_Records_
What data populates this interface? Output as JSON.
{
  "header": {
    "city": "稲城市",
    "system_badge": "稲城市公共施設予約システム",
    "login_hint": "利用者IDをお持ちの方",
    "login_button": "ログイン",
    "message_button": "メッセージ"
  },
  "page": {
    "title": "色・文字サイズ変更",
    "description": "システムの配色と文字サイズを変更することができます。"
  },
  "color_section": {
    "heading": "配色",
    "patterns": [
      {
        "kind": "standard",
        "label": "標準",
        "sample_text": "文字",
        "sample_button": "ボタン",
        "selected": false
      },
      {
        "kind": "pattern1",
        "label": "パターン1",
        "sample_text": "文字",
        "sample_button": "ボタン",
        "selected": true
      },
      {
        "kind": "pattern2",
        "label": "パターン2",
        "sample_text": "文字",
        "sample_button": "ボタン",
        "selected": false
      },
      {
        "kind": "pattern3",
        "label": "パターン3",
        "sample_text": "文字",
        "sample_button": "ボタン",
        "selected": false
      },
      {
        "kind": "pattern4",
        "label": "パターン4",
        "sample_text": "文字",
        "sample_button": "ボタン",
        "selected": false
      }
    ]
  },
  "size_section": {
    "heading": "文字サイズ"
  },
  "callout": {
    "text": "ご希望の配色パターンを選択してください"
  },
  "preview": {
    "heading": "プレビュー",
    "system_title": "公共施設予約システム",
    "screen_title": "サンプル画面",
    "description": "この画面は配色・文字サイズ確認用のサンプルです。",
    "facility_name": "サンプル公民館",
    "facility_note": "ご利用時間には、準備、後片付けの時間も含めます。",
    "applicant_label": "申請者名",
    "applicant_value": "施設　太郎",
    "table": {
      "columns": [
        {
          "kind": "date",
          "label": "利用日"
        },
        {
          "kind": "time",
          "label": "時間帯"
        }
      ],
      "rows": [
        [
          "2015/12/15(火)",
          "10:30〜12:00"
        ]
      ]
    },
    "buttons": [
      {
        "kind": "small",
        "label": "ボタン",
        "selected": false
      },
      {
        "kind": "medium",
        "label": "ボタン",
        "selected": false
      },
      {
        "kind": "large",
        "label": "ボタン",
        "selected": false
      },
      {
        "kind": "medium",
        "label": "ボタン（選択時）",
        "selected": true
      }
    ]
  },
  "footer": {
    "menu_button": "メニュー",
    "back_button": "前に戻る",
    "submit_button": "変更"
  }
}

_Exercise_
From the entries above, collect every line with the string "heading" in it.

_Worked solution_
    "heading": "配色",
    "heading": "文字サイズ"
    "heading": "プレビュー",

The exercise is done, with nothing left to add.